◆ Your task
If a picture appears in the records, leave it out and transcribe the rest exactly.

(Saved entries)
---

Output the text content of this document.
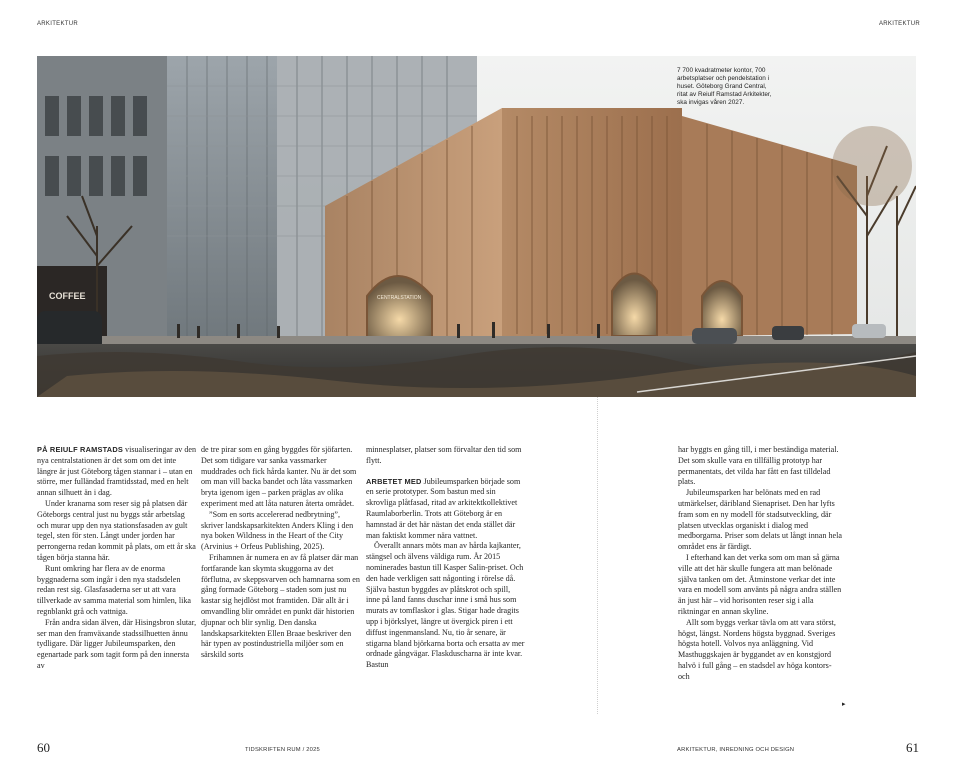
ARKITEKTUR	ARKITEKTUR
COFFEE	CENTRALSTATION
7 700 kvadratmeter kontor, 700 arbetsplatser och pendelstation i huset. Göteborg Grand Central, ritat av Reiulf Ramstad Arkitekter, ska invigas våren 2027.

PÅ REIULF RAMSTADS visualiseringar av den nya centralstationen är det som om det inte längre är just Göteborg tågen stannar i – utan en större, mer fulländad framtidsstad, med en helt annan silhuett än i dag.

Under kranarna som reser sig på platsen där Göteborgs central just nu byggs står arbetslag och murar upp den nya stationsfasaden av gult tegel, sten för sten. Långt under jorden har perrongerna redan kommit på plats, om ett år ska tågen börja stanna här.

Runt omkring har flera av de enorma byggnaderna som ingår i den nya stadsdelen redan rest sig. Glasfasaderna ser ut att vara tillverkade av samma material som himlen, lika regnblankt grå och vattniga.

Från andra sidan älven, där Hisingsbron slutar, ser man den framväxande stadssilhuetten ännu tydligare. Där ligger Jubileumsparken, den egenartade park som tagit form på den innersta av

de tre pirar som en gång byggdes för sjöfarten. Det som tidigare var sanka vassmarker muddrades och fick hårda kanter. Nu är det som om man vill backa bandet och låta vassmarken bryta igenom igen – parken präglas av olika experiment med att låta naturen återta området.

”Som en sorts accelererad nedbrytning”, skriver landskapsarkitekten Anders Kling i den nya boken Wildness in the Heart of the City (Arvinius + Orfeus Publishing, 2025).

Frihamnen är numera en av få platser där man fortfarande kan skymta skuggorna av det förflutna, av skeppsvarven och hamnarna som en gång formade Göteborg – staden som just nu kastar sig hejdlöst mot framtiden. Där allt är i omvandling blir området en punkt där historien djupnar och blir synlig. Den danska landskapsarkitekten Ellen Braae beskriver den här typen av postindustriella miljöer som en särskild sorts

minnesplatser, platser som förvaltar den tid som flytt.

ARBETET MED Jubileumsparken började som en serie prototyper. Som bastun med sin skrovliga plåtfasad, ritad av arkitektkollektivet Raumlaborberlin. Trots att Göteborg är en hamnstad är det här nästan det enda stället där man faktiskt kommer nära vattnet.

Överallt annars möts man av hårda kajkanter, stängsel och älvens väldiga rum. År 2015 nominerades bastun till Kasper Salin-priset. Och den hade verkligen satt någonting i rörelse då. Själva bastun byggdes av plåtskrot och spill, inne på land fanns duschar inne i små hus som murats av tomflaskor i glas. Stigar hade dragits upp i björkslyet, längre ut övergick piren i ett diffust ingenmansland. Nu, tio år senare, är stigarna bland björkarna borta och ersatta av mer ordnade gångvägar. Flaskduscharna är inte kvar. Bastun

har byggts en gång till, i mer beständiga material. Det som skulle vara en tillfällig prototyp har permanentats, det vilda har fått en fast tilldelad plats.

Jubileumsparken har belönats med en rad utmärkelser, däribland Sienapriset. Den har lyfts fram som en ny modell för stadsutveckling, där platsen utvecklas organiskt i dialog med medborgarna. Priser som delats ut långt innan hela området ens är färdigt.

I efterhand kan det verka som om man så gärna ville att det här skulle fungera att man belönade själva tanken om det. Åtminstone verkar det inte vara en modell som använts på några andra ställen än just här – vid horisonten reser sig i alla riktningar en annan skyline.

Allt som byggs verkar tävla om att vara störst, högst, längst. Nordens högsta byggnad. Sveriges högsta hotell. Volvos nya anläggning. Vid Masthuggskajen är byggandet av en konstgjord halvö i full gång – en stadsdel av höga kontors- och

▸
60	TIDSKRIFTEN RUM / 2025	ARKITEKTUR, INREDNING OCH DESIGN	61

---

◆ Task solution
Output the text content of this document.
ARKITEKTUR	ARKITEKTUR
COFFEE	CENTRALSTATION
7 700 kvadratmeter kontor, 700 arbetsplatser och pendelstation i huset. Göteborg Grand Central, ritat av Reiulf Ramstad Arkitekter, ska invigas våren 2027.

PÅ REIULF RAMSTADS visualiseringar av den nya centralstationen är det som om det inte längre är just Göteborg tågen stannar i – utan en större, mer fulländad framtidsstad, med en helt annan silhuett än i dag.

Under kranarna som reser sig på platsen där Göteborgs central just nu byggs står arbetslag och murar upp den nya stationsfasaden av gult tegel, sten för sten. Långt under jorden har perrongerna redan kommit på plats, om ett år ska tågen börja stanna här.

Runt omkring har flera av de enorma byggnaderna som ingår i den nya stadsdelen redan rest sig. Glasfasaderna ser ut att vara tillverkade av samma material som himlen, lika regnblankt grå och vattniga.

Från andra sidan älven, där Hisingsbron slutar, ser man den framväxande stadssilhuetten ännu tydligare. Där ligger Jubileumsparken, den egenartade park som tagit form på den innersta av

de tre pirar som en gång byggdes för sjöfarten. Det som tidigare var sanka vassmarker muddrades och fick hårda kanter. Nu är det som om man vill backa bandet och låta vassmarken bryta igenom igen – parken präglas av olika experiment med att låta naturen återta området.

”Som en sorts accelererad nedbrytning”, skriver landskapsarkitekten Anders Kling i den nya boken Wildness in the Heart of the City (Arvinius + Orfeus Publishing, 2025).

Frihamnen är numera en av få platser där man fortfarande kan skymta skuggorna av det förflutna, av skeppsvarven och hamnarna som en gång formade Göteborg – staden som just nu kastar sig hejdlöst mot framtiden. Där allt är i omvandling blir området en punkt där historien djupnar och blir synlig. Den danska landskapsarkitekten Ellen Braae beskriver den här typen av postindustriella miljöer som en särskild sorts

minnesplatser, platser som förvaltar den tid som flytt.

ARBETET MED Jubileumsparken började som en serie prototyper. Som bastun med sin skrovliga plåtfasad, ritad av arkitektkollektivet Raumlaborberlin. Trots att Göteborg är en hamnstad är det här nästan det enda stället där man faktiskt kommer nära vattnet.

Överallt annars möts man av hårda kajkanter, stängsel och älvens väldiga rum. År 2015 nominerades bastun till Kasper Salin-priset. Och den hade verkligen satt någonting i rörelse då. Själva bastun byggdes av plåtskrot och spill, inne på land fanns duschar inne i små hus som murats av tomflaskor i glas. Stigar hade dragits upp i björkslyet, längre ut övergick piren i ett diffust ingenmansland. Nu, tio år senare, är stigarna bland björkarna borta och ersatta av mer ordnade gångvägar. Flaskduscharna är inte kvar. Bastun

har byggts en gång till, i mer beständiga material. Det som skulle vara en tillfällig prototyp har permanentats, det vilda har fått en fast tilldelad plats.

Jubileumsparken har belönats med en rad utmärkelser, däribland Sienapriset. Den har lyfts fram som en ny modell för stadsutveckling, där platsen utvecklas organiskt i dialog med medborgarna. Priser som delats ut långt innan hela området ens är färdigt.

I efterhand kan det verka som om man så gärna ville att det här skulle fungera att man belönade själva tanken om det. Åtminstone verkar det inte vara en modell som använts på några andra ställen än just här – vid horisonten reser sig i alla riktningar en annan skyline.

Allt som byggs verkar tävla om att vara störst, högst, längst. Nordens högsta byggnad. Sveriges högsta hotell. Volvos nya anläggning. Vid Masthuggskajen är byggandet av en konstgjord halvö i full gång – en stadsdel av höga kontors- och

▸
60	TIDSKRIFTEN RUM / 2025	ARKITEKTUR, INREDNING OCH DESIGN	61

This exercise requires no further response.